▸ **Problem to solve**
Copy the full set of lines exactly as given.
════════════════
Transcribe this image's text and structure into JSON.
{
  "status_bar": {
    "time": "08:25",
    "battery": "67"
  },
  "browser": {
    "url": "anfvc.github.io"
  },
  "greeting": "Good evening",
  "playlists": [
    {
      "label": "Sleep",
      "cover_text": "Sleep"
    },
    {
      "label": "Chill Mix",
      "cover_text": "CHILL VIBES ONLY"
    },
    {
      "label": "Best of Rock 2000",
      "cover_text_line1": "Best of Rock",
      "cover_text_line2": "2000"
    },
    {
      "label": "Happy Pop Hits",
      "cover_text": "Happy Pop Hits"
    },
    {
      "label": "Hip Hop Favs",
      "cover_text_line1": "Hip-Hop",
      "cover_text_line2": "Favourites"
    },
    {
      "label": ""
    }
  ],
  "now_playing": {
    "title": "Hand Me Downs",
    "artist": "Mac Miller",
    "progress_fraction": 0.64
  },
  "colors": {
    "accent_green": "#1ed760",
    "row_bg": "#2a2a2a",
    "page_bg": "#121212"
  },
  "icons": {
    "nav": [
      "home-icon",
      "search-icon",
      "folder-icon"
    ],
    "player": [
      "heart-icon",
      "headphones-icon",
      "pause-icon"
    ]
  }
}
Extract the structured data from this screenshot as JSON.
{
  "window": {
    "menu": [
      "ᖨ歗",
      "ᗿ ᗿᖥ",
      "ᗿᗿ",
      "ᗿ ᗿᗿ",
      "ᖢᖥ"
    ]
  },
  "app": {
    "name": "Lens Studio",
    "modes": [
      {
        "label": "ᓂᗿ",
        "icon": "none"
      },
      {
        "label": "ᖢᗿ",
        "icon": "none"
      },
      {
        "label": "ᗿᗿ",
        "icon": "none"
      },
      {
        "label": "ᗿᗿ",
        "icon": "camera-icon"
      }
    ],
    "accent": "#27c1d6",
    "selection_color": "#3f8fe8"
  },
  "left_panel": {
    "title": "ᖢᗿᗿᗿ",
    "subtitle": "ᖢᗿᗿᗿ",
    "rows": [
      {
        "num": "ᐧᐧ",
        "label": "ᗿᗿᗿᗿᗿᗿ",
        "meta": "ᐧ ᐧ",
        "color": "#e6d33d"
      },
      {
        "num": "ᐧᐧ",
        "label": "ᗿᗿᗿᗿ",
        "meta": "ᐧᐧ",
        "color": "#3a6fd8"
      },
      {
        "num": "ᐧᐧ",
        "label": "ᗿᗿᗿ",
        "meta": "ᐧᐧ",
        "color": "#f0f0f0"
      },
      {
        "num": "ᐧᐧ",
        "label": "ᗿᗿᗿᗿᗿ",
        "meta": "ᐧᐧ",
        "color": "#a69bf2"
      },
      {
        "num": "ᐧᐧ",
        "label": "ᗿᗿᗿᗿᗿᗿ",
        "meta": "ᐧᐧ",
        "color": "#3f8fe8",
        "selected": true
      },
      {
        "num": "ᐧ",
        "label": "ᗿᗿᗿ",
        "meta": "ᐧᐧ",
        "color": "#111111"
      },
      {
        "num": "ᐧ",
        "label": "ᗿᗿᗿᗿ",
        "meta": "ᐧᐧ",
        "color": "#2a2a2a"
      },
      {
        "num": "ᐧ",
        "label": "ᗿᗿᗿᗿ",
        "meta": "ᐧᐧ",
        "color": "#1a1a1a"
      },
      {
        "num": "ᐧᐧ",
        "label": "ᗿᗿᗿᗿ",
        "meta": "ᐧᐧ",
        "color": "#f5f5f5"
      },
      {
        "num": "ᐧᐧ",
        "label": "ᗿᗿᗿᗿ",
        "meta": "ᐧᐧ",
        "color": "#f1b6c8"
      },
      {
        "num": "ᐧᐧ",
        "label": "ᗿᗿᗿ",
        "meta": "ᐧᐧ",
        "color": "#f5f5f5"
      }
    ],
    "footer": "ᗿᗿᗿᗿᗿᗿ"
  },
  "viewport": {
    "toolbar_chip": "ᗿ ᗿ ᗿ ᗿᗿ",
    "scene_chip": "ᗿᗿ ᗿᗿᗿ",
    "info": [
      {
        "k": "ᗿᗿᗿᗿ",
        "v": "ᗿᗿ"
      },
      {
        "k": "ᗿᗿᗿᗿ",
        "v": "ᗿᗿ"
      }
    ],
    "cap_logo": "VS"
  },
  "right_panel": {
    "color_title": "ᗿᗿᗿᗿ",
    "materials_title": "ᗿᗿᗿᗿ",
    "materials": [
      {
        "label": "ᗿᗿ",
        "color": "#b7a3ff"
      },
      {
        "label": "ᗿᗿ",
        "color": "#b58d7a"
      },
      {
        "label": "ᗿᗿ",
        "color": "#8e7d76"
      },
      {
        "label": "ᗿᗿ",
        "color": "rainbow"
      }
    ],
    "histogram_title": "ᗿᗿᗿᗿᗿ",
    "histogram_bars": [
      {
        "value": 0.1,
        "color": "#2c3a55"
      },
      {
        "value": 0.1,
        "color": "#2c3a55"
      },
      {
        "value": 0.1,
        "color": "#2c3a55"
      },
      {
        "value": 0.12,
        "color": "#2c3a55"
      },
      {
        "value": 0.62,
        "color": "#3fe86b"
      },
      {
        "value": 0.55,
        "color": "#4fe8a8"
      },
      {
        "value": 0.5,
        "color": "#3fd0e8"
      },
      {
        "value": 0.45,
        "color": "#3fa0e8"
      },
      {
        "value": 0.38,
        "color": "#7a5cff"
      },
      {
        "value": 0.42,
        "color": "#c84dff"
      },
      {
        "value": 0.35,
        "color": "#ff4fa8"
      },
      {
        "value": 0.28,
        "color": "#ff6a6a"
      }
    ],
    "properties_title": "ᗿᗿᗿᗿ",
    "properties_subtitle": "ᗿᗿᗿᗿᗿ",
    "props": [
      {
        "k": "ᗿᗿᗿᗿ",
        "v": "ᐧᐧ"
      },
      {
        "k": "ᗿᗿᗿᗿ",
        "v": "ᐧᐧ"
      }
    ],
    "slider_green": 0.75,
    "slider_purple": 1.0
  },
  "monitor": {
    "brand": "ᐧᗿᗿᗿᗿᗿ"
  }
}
════════════════
▸ **Response to this task**
Transcribe this image's text and structure into JSON.
{
  "status_bar": {
    "time": "08:25",
    "battery": "67"
  },
  "browser": {
    "url": "anfvc.github.io"
  },
  "greeting": "Good evening",
  "playlists": [
    {
      "label": "Sleep",
      "cover_text": "Sleep"
    },
    {
      "label": "Chill Mix",
      "cover_text": "CHILL VIBES ONLY"
    },
    {
      "label": "Best of Rock 2000",
      "cover_text_line1": "Best of Rock",
      "cover_text_line2": "2000"
    },
    {
      "label": "Happy Pop Hits",
      "cover_text": "Happy Pop Hits"
    },
    {
      "label": "Hip Hop Favs",
      "cover_text_line1": "Hip-Hop",
      "cover_text_line2": "Favourites"
    },
    {
      "label": ""
    }
  ],
  "now_playing": {
    "title": "Hand Me Downs",
    "artist": "Mac Miller",
    "progress_fraction": 0.64
  },
  "colors": {
    "accent_green": "#1ed760",
    "row_bg": "#2a2a2a",
    "page_bg": "#121212"
  },
  "icons": {
    "nav": [
      "home-icon",
      "search-icon",
      "folder-icon"
    ],
    "player": [
      "heart-icon",
      "headphones-icon",
      "pause-icon"
    ]
  }
}
Extract the structured data from this screenshot as JSON.
{
  "window": {
    "menu": [
      "ᖨ歗",
      "ᗿ ᗿᖥ",
      "ᗿᗿ",
      "ᗿ ᗿᗿ",
      "ᖢᖥ"
    ]
  },
  "app": {
    "name": "Lens Studio",
    "modes": [
      {
        "label": "ᓂᗿ",
        "icon": "none"
      },
      {
        "label": "ᖢᗿ",
        "icon": "none"
      },
      {
        "label": "ᗿᗿ",
        "icon": "none"
      },
      {
        "label": "ᗿᗿ",
        "icon": "camera-icon"
      }
    ],
    "accent": "#27c1d6",
    "selection_color": "#3f8fe8"
  },
  "left_panel": {
    "title": "ᖢᗿᗿᗿ",
    "subtitle": "ᖢᗿᗿᗿ",
    "rows": [
      {
        "num": "ᐧᐧ",
        "label": "ᗿᗿᗿᗿᗿᗿ",
        "meta": "ᐧ ᐧ",
        "color": "#e6d33d"
      },
      {
        "num": "ᐧᐧ",
        "label": "ᗿᗿᗿᗿ",
        "meta": "ᐧᐧ",
        "color": "#3a6fd8"
      },
      {
        "num": "ᐧᐧ",
        "label": "ᗿᗿᗿ",
        "meta": "ᐧᐧ",
        "color": "#f0f0f0"
      },
      {
        "num": "ᐧᐧ",
        "label": "ᗿᗿᗿᗿᗿ",
        "meta": "ᐧᐧ",
        "color": "#a69bf2"
      },
      {
        "num": "ᐧᐧ",
        "label": "ᗿᗿᗿᗿᗿᗿ",
        "meta": "ᐧᐧ",
        "color": "#3f8fe8",
        "selected": true
      },
      {
        "num": "ᐧ",
        "label": "ᗿᗿᗿ",
        "meta": "ᐧᐧ",
        "color": "#111111"
      },
      {
        "num": "ᐧ",
        "label": "ᗿᗿᗿᗿ",
        "meta": "ᐧᐧ",
        "color": "#2a2a2a"
      },
      {
        "num": "ᐧ",
        "label": "ᗿᗿᗿᗿ",
        "meta": "ᐧᐧ",
        "color": "#1a1a1a"
      },
      {
        "num": "ᐧᐧ",
        "label": "ᗿᗿᗿᗿ",
        "meta": "ᐧᐧ",
        "color": "#f5f5f5"
      },
      {
        "num": "ᐧᐧ",
        "label": "ᗿᗿᗿᗿ",
        "meta": "ᐧᐧ",
        "color": "#f1b6c8"
      },
      {
        "num": "ᐧᐧ",
        "label": "ᗿᗿᗿ",
        "meta": "ᐧᐧ",
        "color": "#f5f5f5"
      }
    ],
    "footer": "ᗿᗿᗿᗿᗿᗿ"
  },
  "viewport": {
    "toolbar_chip": "ᗿ ᗿ ᗿ ᗿᗿ",
    "scene_chip": "ᗿᗿ ᗿᗿᗿ",
    "info": [
      {
        "k": "ᗿᗿᗿᗿ",
        "v": "ᗿᗿ"
      },
      {
        "k": "ᗿᗿᗿᗿ",
        "v": "ᗿᗿ"
      }
    ],
    "cap_logo": "VS"
  },
  "right_panel": {
    "color_title": "ᗿᗿᗿᗿ",
    "materials_title": "ᗿᗿᗿᗿ",
    "materials": [
      {
        "label": "ᗿᗿ",
        "color": "#b7a3ff"
      },
      {
        "label": "ᗿᗿ",
        "color": "#b58d7a"
      },
      {
        "label": "ᗿᗿ",
        "color": "#8e7d76"
      },
      {
        "label": "ᗿᗿ",
        "color": "rainbow"
      }
    ],
    "histogram_title": "ᗿᗿᗿᗿᗿ",
    "histogram_bars": [
      {
        "value": 0.1,
        "color": "#2c3a55"
      },
      {
        "value": 0.1,
        "color": "#2c3a55"
      },
      {
        "value": 0.1,
        "color": "#2c3a55"
      },
      {
        "value": 0.12,
        "color": "#2c3a55"
      },
      {
        "value": 0.62,
        "color": "#3fe86b"
      },
      {
        "value": 0.55,
        "color": "#4fe8a8"
      },
      {
        "value": 0.5,
        "color": "#3fd0e8"
      },
      {
        "value": 0.45,
        "color": "#3fa0e8"
      },
      {
        "value": 0.38,
        "color": "#7a5cff"
      },
      {
        "value": 0.42,
        "color": "#c84dff"
      },
      {
        "value": 0.35,
        "color": "#ff4fa8"
      },
      {
        "value": 0.28,
        "color": "#ff6a6a"
      }
    ],
    "properties_title": "ᗿᗿᗿᗿ",
    "properties_subtitle": "ᗿᗿᗿᗿᗿ",
    "props": [
      {
        "k": "ᗿᗿᗿᗿ",
        "v": "ᐧᐧ"
      },
      {
        "k": "ᗿᗿᗿᗿ",
        "v": "ᐧᐧ"
      }
    ],
    "slider_green": 0.75,
    "slider_purple": 1.0
  },
  "monitor": {
    "brand": "ᐧᗿᗿᗿᗿᗿ"
  }
}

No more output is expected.